Instructions to follow:
Answer with one number only: the number of lines that contain "from".

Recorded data
## Begin

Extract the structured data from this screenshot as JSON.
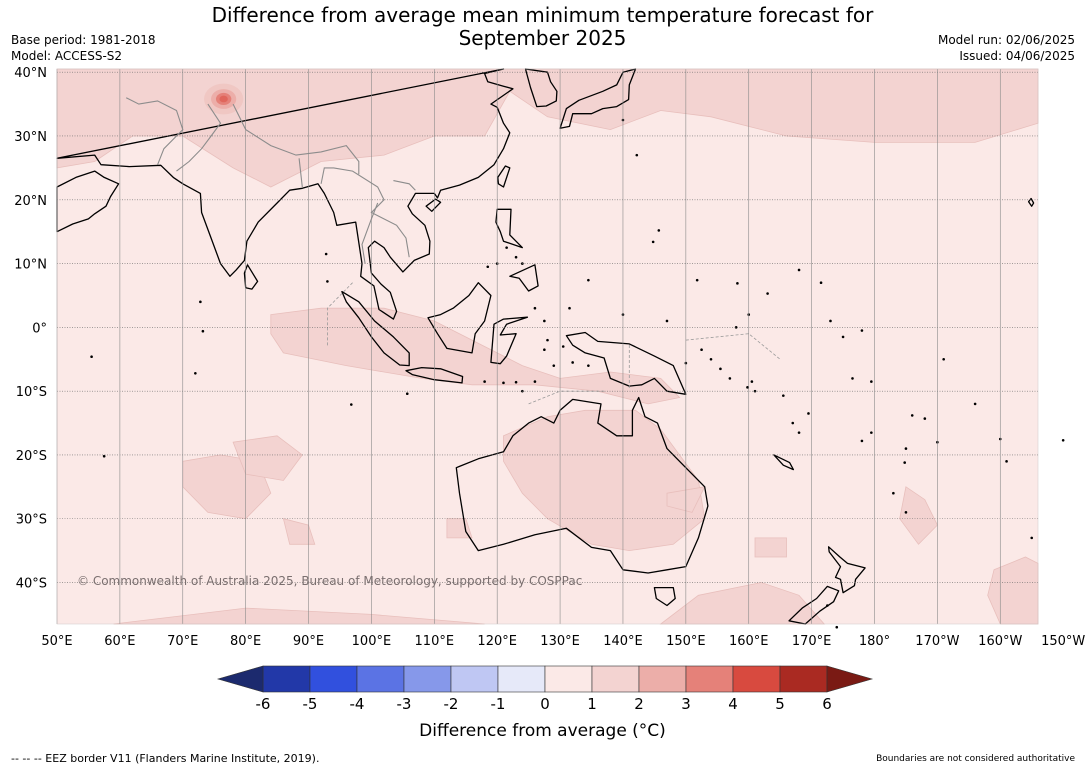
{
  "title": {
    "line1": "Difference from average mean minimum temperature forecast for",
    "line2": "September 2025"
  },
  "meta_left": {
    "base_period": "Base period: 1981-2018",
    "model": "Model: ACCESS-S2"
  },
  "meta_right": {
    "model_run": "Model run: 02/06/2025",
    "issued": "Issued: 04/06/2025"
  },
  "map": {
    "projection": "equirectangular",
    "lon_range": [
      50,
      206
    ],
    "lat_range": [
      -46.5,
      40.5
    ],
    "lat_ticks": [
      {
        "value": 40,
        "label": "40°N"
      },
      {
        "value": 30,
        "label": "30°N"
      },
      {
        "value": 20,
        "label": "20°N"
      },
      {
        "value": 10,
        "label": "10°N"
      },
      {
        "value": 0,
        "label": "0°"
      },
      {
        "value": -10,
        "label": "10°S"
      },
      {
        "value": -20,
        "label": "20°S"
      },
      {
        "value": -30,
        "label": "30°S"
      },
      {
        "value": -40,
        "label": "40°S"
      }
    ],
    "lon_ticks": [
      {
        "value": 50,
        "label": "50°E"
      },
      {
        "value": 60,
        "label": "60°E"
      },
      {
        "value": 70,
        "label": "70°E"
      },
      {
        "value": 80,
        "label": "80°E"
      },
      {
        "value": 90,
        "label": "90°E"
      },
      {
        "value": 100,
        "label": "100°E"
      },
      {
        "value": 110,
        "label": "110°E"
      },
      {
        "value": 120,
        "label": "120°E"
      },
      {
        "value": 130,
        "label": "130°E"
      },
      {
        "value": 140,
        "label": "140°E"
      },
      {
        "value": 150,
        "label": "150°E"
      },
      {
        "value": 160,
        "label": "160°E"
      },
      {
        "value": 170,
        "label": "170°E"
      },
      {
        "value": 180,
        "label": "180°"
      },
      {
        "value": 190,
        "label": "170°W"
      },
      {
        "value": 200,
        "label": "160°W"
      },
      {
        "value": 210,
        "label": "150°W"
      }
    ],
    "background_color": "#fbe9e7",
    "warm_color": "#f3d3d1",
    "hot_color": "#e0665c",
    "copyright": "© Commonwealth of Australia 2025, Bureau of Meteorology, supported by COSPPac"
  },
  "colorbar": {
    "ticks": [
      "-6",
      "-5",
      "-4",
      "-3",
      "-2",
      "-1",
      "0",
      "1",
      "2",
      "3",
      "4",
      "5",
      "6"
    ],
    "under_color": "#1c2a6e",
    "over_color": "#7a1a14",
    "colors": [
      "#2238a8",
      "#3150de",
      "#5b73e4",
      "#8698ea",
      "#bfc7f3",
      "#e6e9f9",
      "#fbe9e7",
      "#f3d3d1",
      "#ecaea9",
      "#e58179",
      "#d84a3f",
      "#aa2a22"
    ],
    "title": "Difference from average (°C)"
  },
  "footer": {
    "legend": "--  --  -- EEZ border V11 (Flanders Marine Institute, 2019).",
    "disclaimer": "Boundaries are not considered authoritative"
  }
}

## End

Answer for this exercise:
3